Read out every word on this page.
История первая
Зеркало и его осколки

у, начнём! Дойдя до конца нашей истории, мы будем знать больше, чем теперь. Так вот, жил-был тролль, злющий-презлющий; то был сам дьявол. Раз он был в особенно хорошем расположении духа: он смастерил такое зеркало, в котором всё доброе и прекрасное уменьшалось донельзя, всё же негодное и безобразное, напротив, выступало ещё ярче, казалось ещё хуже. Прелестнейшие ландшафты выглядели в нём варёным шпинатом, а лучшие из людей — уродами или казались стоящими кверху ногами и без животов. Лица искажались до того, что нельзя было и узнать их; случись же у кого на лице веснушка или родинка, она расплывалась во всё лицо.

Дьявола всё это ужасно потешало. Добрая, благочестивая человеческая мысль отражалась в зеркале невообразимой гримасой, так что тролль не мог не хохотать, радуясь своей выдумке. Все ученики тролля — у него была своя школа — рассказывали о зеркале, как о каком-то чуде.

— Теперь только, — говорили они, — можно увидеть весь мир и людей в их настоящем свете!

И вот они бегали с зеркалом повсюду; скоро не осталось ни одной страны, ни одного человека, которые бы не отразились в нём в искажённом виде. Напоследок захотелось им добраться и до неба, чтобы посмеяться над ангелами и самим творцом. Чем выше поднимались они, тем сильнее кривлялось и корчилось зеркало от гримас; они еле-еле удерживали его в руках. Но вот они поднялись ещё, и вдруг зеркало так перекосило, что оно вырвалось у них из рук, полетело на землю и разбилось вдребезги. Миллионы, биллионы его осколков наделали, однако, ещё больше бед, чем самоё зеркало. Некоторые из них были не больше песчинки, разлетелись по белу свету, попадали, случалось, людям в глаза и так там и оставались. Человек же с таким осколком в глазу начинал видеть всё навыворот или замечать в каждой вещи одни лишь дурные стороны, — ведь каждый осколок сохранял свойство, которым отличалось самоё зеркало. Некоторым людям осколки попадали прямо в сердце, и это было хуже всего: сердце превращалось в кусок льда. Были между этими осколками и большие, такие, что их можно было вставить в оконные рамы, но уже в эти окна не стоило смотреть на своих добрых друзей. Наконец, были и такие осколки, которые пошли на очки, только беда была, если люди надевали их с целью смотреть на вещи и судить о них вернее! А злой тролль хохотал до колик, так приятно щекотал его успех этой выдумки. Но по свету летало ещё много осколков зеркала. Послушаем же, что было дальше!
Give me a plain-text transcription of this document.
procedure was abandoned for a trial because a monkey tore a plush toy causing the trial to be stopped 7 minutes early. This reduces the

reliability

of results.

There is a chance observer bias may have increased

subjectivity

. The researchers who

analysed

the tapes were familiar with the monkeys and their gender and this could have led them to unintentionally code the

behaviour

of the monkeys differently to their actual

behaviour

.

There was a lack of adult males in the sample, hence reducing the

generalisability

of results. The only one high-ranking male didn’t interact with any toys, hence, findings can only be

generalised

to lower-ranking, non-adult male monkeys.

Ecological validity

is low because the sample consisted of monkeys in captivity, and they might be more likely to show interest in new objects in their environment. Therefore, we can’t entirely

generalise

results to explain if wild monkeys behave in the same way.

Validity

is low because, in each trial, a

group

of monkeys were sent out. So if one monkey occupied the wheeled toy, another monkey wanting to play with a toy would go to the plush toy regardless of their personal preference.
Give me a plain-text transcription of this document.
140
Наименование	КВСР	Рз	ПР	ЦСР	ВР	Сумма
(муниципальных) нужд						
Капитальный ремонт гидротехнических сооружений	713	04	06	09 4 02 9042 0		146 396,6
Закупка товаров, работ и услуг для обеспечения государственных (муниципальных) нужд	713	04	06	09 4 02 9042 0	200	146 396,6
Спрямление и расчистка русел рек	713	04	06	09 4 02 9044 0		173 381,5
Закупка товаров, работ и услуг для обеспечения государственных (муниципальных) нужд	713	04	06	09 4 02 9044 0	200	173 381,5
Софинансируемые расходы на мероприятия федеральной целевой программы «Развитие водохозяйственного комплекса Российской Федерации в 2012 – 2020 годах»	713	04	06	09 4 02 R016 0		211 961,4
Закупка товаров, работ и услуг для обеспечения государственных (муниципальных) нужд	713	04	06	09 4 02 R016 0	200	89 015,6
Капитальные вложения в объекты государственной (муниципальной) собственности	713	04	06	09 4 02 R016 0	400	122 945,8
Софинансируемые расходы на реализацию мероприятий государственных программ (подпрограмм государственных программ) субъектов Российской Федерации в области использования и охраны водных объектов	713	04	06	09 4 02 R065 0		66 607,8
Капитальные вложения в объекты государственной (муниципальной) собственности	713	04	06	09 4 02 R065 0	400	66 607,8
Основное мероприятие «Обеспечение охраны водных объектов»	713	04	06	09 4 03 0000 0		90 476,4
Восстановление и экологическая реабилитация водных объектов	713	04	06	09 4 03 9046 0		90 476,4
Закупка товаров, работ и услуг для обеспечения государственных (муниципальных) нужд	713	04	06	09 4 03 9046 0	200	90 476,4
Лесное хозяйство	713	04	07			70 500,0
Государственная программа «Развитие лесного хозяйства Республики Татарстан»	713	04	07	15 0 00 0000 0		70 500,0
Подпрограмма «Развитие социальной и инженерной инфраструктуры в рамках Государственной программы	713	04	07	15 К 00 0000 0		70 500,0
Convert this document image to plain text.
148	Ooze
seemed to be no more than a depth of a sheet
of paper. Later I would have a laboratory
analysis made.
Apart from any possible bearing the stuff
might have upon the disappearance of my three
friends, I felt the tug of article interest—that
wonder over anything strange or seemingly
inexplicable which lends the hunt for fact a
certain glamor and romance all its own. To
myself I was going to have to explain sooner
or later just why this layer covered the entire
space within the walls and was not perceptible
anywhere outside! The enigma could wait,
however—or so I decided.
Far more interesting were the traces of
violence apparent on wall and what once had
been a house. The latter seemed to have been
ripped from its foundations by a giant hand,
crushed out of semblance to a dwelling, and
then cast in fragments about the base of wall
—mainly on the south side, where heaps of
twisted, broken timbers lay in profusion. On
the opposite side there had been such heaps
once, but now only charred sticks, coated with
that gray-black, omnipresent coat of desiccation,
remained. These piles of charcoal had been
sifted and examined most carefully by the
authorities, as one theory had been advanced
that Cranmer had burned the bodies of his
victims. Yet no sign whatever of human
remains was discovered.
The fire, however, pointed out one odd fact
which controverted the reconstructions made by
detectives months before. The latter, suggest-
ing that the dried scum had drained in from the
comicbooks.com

What to produce: Using the listing above, retype each line exactly.

Worked solution:
Read out every word on this page.
История первая
Зеркало и его осколки

у, начнём! Дойдя до конца нашей истории, мы будем знать больше, чем теперь. Так вот, жил-был тролль, злющий-презлющий; то был сам дьявол. Раз он был в особенно хорошем расположении духа: он смастерил такое зеркало, в котором всё доброе и прекрасное уменьшалось донельзя, всё же негодное и безобразное, напротив, выступало ещё ярче, казалось ещё хуже. Прелестнейшие ландшафты выглядели в нём варёным шпинатом, а лучшие из людей — уродами или казались стоящими кверху ногами и без животов. Лица искажались до того, что нельзя было и узнать их; случись же у кого на лице веснушка или родинка, она расплывалась во всё лицо.

Дьявола всё это ужасно потешало. Добрая, благочестивая человеческая мысль отражалась в зеркале невообразимой гримасой, так что тролль не мог не хохотать, радуясь своей выдумке. Все ученики тролля — у него была своя школа — рассказывали о зеркале, как о каком-то чуде.

— Теперь только, — говорили они, — можно увидеть весь мир и людей в их настоящем свете!

И вот они бегали с зеркалом повсюду; скоро не осталось ни одной страны, ни одного человека, которые бы не отразились в нём в искажённом виде. Напоследок захотелось им добраться и до неба, чтобы посмеяться над ангелами и самим творцом. Чем выше поднимались они, тем сильнее кривлялось и корчилось зеркало от гримас; они еле-еле удерживали его в руках. Но вот они поднялись ещё, и вдруг зеркало так перекосило, что оно вырвалось у них из рук, полетело на землю и разбилось вдребезги. Миллионы, биллионы его осколков наделали, однако, ещё больше бед, чем самоё зеркало. Некоторые из них были не больше песчинки, разлетелись по белу свету, попадали, случалось, людям в глаза и так там и оставались. Человек же с таким осколком в глазу начинал видеть всё навыворот или замечать в каждой вещи одни лишь дурные стороны, — ведь каждый осколок сохранял свойство, которым отличалось самоё зеркало. Некоторым людям осколки попадали прямо в сердце, и это было хуже всего: сердце превращалось в кусок льда. Были между этими осколками и большие, такие, что их можно было вставить в оконные рамы, но уже в эти окна не стоило смотреть на своих добрых друзей. Наконец, были и такие осколки, которые пошли на очки, только беда была, если люди надевали их с целью смотреть на вещи и судить о них вернее! А злой тролль хохотал до колик, так приятно щекотал его успех этой выдумки. Но по свету летало ещё много осколков зеркала. Послушаем же, что было дальше!
Give me a plain-text transcription of this document.
procedure was abandoned for a trial because a monkey tore a plush toy causing the trial to be stopped 7 minutes early. This reduces the

reliability

of results.

There is a chance observer bias may have increased

subjectivity

. The researchers who

analysed

the tapes were familiar with the monkeys and their gender and this could have led them to unintentionally code the

behaviour

of the monkeys differently to their actual

behaviour

.

There was a lack of adult males in the sample, hence reducing the

generalisability

of results. The only one high-ranking male didn’t interact with any toys, hence, findings can only be

generalised

to lower-ranking, non-adult male monkeys.

Ecological validity

is low because the sample consisted of monkeys in captivity, and they might be more likely to show interest in new objects in their environment. Therefore, we can’t entirely

generalise

results to explain if wild monkeys behave in the same way.

Validity

is low because, in each trial, a

group

of monkeys were sent out. So if one monkey occupied the wheeled toy, another monkey wanting to play with a toy would go to the plush toy regardless of their personal preference.
Give me a plain-text transcription of this document.
140
Наименование	КВСР	Рз	ПР	ЦСР	ВР	Сумма
(муниципальных) нужд						
Капитальный ремонт гидротехнических сооружений	713	04	06	09 4 02 9042 0		146 396,6
Закупка товаров, работ и услуг для обеспечения государственных (муниципальных) нужд	713	04	06	09 4 02 9042 0	200	146 396,6
Спрямление и расчистка русел рек	713	04	06	09 4 02 9044 0		173 381,5
Закупка товаров, работ и услуг для обеспечения государственных (муниципальных) нужд	713	04	06	09 4 02 9044 0	200	173 381,5
Софинансируемые расходы на мероприятия федеральной целевой программы «Развитие водохозяйственного комплекса Российской Федерации в 2012 – 2020 годах»	713	04	06	09 4 02 R016 0		211 961,4
Закупка товаров, работ и услуг для обеспечения государственных (муниципальных) нужд	713	04	06	09 4 02 R016 0	200	89 015,6
Капитальные вложения в объекты государственной (муниципальной) собственности	713	04	06	09 4 02 R016 0	400	122 945,8
Софинансируемые расходы на реализацию мероприятий государственных программ (подпрограмм государственных программ) субъектов Российской Федерации в области использования и охраны водных объектов	713	04	06	09 4 02 R065 0		66 607,8
Капитальные вложения в объекты государственной (муниципальной) собственности	713	04	06	09 4 02 R065 0	400	66 607,8
Основное мероприятие «Обеспечение охраны водных объектов»	713	04	06	09 4 03 0000 0		90 476,4
Восстановление и экологическая реабилитация водных объектов	713	04	06	09 4 03 9046 0		90 476,4
Закупка товаров, работ и услуг для обеспечения государственных (муниципальных) нужд	713	04	06	09 4 03 9046 0	200	90 476,4
Лесное хозяйство	713	04	07			70 500,0
Государственная программа «Развитие лесного хозяйства Республики Татарстан»	713	04	07	15 0 00 0000 0		70 500,0
Подпрограмма «Развитие социальной и инженерной инфраструктуры в рамках Государственной программы	713	04	07	15 К 00 0000 0		70 500,0
Convert this document image to plain text.
148	Ooze
seemed to be no more than a depth of a sheet
of paper. Later I would have a laboratory
analysis made.
Apart from any possible bearing the stuff
might have upon the disappearance of my three
friends, I felt the tug of article interest—that
wonder over anything strange or seemingly
inexplicable which lends the hunt for fact a
certain glamor and romance all its own. To
myself I was going to have to explain sooner
or later just why this layer covered the entire
space within the walls and was not perceptible
anywhere outside! The enigma could wait,
however—or so I decided.
Far more interesting were the traces of
violence apparent on wall and what once had
been a house. The latter seemed to have been
ripped from its foundations by a giant hand,
crushed out of semblance to a dwelling, and
then cast in fragments about the base of wall
—mainly on the south side, where heaps of
twisted, broken timbers lay in profusion. On
the opposite side there had been such heaps
once, but now only charred sticks, coated with
that gray-black, omnipresent coat of desiccation,
remained. These piles of charcoal had been
sifted and examined most carefully by the
authorities, as one theory had been advanced
that Cranmer had burned the bodies of his
victims. Yet no sign whatever of human
remains was discovered.
The fire, however, pointed out one odd fact
which controverted the reconstructions made by
detectives months before. The latter, suggest-
ing that the dried scum had drained in from the
comicbooks.com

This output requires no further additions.